#### Extracted data
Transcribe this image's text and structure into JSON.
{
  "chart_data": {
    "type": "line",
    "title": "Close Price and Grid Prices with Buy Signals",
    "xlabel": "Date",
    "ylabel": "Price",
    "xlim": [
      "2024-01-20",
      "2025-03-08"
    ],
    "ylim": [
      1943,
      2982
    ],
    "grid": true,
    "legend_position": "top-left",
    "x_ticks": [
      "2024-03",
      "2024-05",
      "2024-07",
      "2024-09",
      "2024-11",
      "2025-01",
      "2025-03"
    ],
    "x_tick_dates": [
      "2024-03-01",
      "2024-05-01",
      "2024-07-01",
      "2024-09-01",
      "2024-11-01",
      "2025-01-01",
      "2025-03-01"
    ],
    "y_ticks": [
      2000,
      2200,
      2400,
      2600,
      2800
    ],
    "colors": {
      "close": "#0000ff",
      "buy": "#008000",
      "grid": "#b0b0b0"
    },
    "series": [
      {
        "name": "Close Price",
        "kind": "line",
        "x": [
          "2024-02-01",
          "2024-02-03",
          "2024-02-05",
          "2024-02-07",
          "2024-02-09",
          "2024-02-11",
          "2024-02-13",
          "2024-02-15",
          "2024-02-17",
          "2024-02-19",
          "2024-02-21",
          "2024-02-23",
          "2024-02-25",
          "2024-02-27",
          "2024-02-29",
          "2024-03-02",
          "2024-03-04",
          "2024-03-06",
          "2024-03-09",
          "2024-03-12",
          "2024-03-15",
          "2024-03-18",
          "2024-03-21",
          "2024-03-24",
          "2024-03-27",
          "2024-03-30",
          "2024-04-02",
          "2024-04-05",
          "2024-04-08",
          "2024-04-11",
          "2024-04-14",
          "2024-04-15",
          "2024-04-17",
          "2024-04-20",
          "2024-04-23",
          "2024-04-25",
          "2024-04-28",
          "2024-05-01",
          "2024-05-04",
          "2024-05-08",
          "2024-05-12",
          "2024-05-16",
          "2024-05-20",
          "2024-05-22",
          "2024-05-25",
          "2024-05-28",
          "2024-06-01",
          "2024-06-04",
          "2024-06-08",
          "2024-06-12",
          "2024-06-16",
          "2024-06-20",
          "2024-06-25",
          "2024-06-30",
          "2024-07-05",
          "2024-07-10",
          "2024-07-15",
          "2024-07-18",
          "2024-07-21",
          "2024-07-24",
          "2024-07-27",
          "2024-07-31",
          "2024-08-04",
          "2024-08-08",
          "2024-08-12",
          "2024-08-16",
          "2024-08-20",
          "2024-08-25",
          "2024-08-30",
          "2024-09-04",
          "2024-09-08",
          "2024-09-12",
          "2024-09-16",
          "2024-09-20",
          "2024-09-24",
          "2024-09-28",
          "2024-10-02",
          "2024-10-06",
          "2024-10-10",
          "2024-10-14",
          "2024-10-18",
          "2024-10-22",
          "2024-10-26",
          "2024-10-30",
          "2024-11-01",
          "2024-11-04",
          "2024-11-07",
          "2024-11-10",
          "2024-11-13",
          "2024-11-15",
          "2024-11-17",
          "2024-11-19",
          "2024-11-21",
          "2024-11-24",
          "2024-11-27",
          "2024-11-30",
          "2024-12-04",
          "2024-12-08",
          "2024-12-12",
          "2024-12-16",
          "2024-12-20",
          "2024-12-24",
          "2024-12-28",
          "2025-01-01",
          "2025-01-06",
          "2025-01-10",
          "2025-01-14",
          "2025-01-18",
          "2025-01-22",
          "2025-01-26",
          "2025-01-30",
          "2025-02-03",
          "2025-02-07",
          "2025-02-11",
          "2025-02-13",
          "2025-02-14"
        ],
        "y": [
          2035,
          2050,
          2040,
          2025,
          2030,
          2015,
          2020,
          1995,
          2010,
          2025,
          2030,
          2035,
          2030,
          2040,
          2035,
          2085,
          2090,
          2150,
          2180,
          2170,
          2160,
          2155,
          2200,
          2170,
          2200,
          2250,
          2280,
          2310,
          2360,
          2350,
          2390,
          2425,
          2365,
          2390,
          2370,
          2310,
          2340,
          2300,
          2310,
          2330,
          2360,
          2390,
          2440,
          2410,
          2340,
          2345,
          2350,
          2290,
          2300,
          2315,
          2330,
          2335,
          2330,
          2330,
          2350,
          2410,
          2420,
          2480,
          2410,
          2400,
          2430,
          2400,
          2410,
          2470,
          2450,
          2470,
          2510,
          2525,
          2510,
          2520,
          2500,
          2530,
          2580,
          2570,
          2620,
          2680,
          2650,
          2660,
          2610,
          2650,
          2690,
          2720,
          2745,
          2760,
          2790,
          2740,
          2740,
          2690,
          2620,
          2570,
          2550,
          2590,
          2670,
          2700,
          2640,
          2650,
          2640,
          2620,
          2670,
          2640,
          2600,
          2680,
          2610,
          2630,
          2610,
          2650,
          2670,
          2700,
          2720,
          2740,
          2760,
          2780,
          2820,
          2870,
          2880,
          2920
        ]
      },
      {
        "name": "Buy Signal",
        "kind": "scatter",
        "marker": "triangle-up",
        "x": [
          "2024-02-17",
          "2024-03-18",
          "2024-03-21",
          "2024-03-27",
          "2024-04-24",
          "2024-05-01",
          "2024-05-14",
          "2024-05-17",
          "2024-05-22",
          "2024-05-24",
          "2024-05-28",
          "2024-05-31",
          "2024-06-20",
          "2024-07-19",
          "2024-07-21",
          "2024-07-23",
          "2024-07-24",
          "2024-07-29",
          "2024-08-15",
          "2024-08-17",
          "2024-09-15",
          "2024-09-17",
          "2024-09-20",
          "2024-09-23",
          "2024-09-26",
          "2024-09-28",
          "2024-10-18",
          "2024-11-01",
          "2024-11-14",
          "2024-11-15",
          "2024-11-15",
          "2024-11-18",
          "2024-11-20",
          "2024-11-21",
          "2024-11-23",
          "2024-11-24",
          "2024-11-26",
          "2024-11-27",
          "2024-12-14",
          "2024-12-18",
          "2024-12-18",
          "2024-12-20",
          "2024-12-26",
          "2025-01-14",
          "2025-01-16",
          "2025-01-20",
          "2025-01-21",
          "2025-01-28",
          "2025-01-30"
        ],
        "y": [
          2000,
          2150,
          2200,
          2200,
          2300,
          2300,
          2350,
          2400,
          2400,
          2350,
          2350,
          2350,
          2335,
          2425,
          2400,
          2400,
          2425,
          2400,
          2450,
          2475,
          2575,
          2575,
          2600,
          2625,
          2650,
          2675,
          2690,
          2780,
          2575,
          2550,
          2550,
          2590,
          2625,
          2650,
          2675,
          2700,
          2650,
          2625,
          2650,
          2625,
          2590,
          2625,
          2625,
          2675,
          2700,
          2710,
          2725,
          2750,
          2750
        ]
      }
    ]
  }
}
########
To do: Return all the data exactly as given.

Worked solution:
Transcribe this image's text and structure into JSON.
{
  "chart_data": {
    "type": "line",
    "title": "Close Price and Grid Prices with Buy Signals",
    "xlabel": "Date",
    "ylabel": "Price",
    "xlim": [
      "2024-01-20",
      "2025-03-08"
    ],
    "ylim": [
      1943,
      2982
    ],
    "grid": true,
    "legend_position": "top-left",
    "x_ticks": [
      "2024-03",
      "2024-05",
      "2024-07",
      "2024-09",
      "2024-11",
      "2025-01",
      "2025-03"
    ],
    "x_tick_dates": [
      "2024-03-01",
      "2024-05-01",
      "2024-07-01",
      "2024-09-01",
      "2024-11-01",
      "2025-01-01",
      "2025-03-01"
    ],
    "y_ticks": [
      2000,
      2200,
      2400,
      2600,
      2800
    ],
    "colors": {
      "close": "#0000ff",
      "buy": "#008000",
      "grid": "#b0b0b0"
    },
    "series": [
      {
        "name": "Close Price",
        "kind": "line",
        "x": [
          "2024-02-01",
          "2024-02-03",
          "2024-02-05",
          "2024-02-07",
          "2024-02-09",
          "2024-02-11",
          "2024-02-13",
          "2024-02-15",
          "2024-02-17",
          "2024-02-19",
          "2024-02-21",
          "2024-02-23",
          "2024-02-25",
          "2024-02-27",
          "2024-02-29",
          "2024-03-02",
          "2024-03-04",
          "2024-03-06",
          "2024-03-09",
          "2024-03-12",
          "2024-03-15",
          "2024-03-18",
          "2024-03-21",
          "2024-03-24",
          "2024-03-27",
          "2024-03-30",
          "2024-04-02",
          "2024-04-05",
          "2024-04-08",
          "2024-04-11",
          "2024-04-14",
          "2024-04-15",
          "2024-04-17",
          "2024-04-20",
          "2024-04-23",
          "2024-04-25",
          "2024-04-28",
          "2024-05-01",
          "2024-05-04",
          "2024-05-08",
          "2024-05-12",
          "2024-05-16",
          "2024-05-20",
          "2024-05-22",
          "2024-05-25",
          "2024-05-28",
          "2024-06-01",
          "2024-06-04",
          "2024-06-08",
          "2024-06-12",
          "2024-06-16",
          "2024-06-20",
          "2024-06-25",
          "2024-06-30",
          "2024-07-05",
          "2024-07-10",
          "2024-07-15",
          "2024-07-18",
          "2024-07-21",
          "2024-07-24",
          "2024-07-27",
          "2024-07-31",
          "2024-08-04",
          "2024-08-08",
          "2024-08-12",
          "2024-08-16",
          "2024-08-20",
          "2024-08-25",
          "2024-08-30",
          "2024-09-04",
          "2024-09-08",
          "2024-09-12",
          "2024-09-16",
          "2024-09-20",
          "2024-09-24",
          "2024-09-28",
          "2024-10-02",
          "2024-10-06",
          "2024-10-10",
          "2024-10-14",
          "2024-10-18",
          "2024-10-22",
          "2024-10-26",
          "2024-10-30",
          "2024-11-01",
          "2024-11-04",
          "2024-11-07",
          "2024-11-10",
          "2024-11-13",
          "2024-11-15",
          "2024-11-17",
          "2024-11-19",
          "2024-11-21",
          "2024-11-24",
          "2024-11-27",
          "2024-11-30",
          "2024-12-04",
          "2024-12-08",
          "2024-12-12",
          "2024-12-16",
          "2024-12-20",
          "2024-12-24",
          "2024-12-28",
          "2025-01-01",
          "2025-01-06",
          "2025-01-10",
          "2025-01-14",
          "2025-01-18",
          "2025-01-22",
          "2025-01-26",
          "2025-01-30",
          "2025-02-03",
          "2025-02-07",
          "2025-02-11",
          "2025-02-13",
          "2025-02-14"
        ],
        "y": [
          2035,
          2050,
          2040,
          2025,
          2030,
          2015,
          2020,
          1995,
          2010,
          2025,
          2030,
          2035,
          2030,
          2040,
          2035,
          2085,
          2090,
          2150,
          2180,
          2170,
          2160,
          2155,
          2200,
          2170,
          2200,
          2250,
          2280,
          2310,
          2360,
          2350,
          2390,
          2425,
          2365,
          2390,
          2370,
          2310,
          2340,
          2300,
          2310,
          2330,
          2360,
          2390,
          2440,
          2410,
          2340,
          2345,
          2350,
          2290,
          2300,
          2315,
          2330,
          2335,
          2330,
          2330,
          2350,
          2410,
          2420,
          2480,
          2410,
          2400,
          2430,
          2400,
          2410,
          2470,
          2450,
          2470,
          2510,
          2525,
          2510,
          2520,
          2500,
          2530,
          2580,
          2570,
          2620,
          2680,
          2650,
          2660,
          2610,
          2650,
          2690,
          2720,
          2745,
          2760,
          2790,
          2740,
          2740,
          2690,
          2620,
          2570,
          2550,
          2590,
          2670,
          2700,
          2640,
          2650,
          2640,
          2620,
          2670,
          2640,
          2600,
          2680,
          2610,
          2630,
          2610,
          2650,
          2670,
          2700,
          2720,
          2740,
          2760,
          2780,
          2820,
          2870,
          2880,
          2920
        ]
      },
      {
        "name": "Buy Signal",
        "kind": "scatter",
        "marker": "triangle-up",
        "x": [
          "2024-02-17",
          "2024-03-18",
          "2024-03-21",
          "2024-03-27",
          "2024-04-24",
          "2024-05-01",
          "2024-05-14",
          "2024-05-17",
          "2024-05-22",
          "2024-05-24",
          "2024-05-28",
          "2024-05-31",
          "2024-06-20",
          "2024-07-19",
          "2024-07-21",
          "2024-07-23",
          "2024-07-24",
          "2024-07-29",
          "2024-08-15",
          "2024-08-17",
          "2024-09-15",
          "2024-09-17",
          "2024-09-20",
          "2024-09-23",
          "2024-09-26",
          "2024-09-28",
          "2024-10-18",
          "2024-11-01",
          "2024-11-14",
          "2024-11-15",
          "2024-11-15",
          "2024-11-18",
          "2024-11-20",
          "2024-11-21",
          "2024-11-23",
          "2024-11-24",
          "2024-11-26",
          "2024-11-27",
          "2024-12-14",
          "2024-12-18",
          "2024-12-18",
          "2024-12-20",
          "2024-12-26",
          "2025-01-14",
          "2025-01-16",
          "2025-01-20",
          "2025-01-21",
          "2025-01-28",
          "2025-01-30"
        ],
        "y": [
          2000,
          2150,
          2200,
          2200,
          2300,
          2300,
          2350,
          2400,
          2400,
          2350,
          2350,
          2350,
          2335,
          2425,
          2400,
          2400,
          2425,
          2400,
          2450,
          2475,
          2575,
          2575,
          2600,
          2625,
          2650,
          2675,
          2690,
          2780,
          2575,
          2550,
          2550,
          2590,
          2625,
          2650,
          2675,
          2700,
          2650,
          2625,
          2650,
          2625,
          2590,
          2625,
          2625,
          2675,
          2700,
          2710,
          2725,
          2750,
          2750
        ]
      }
    ]
  }
}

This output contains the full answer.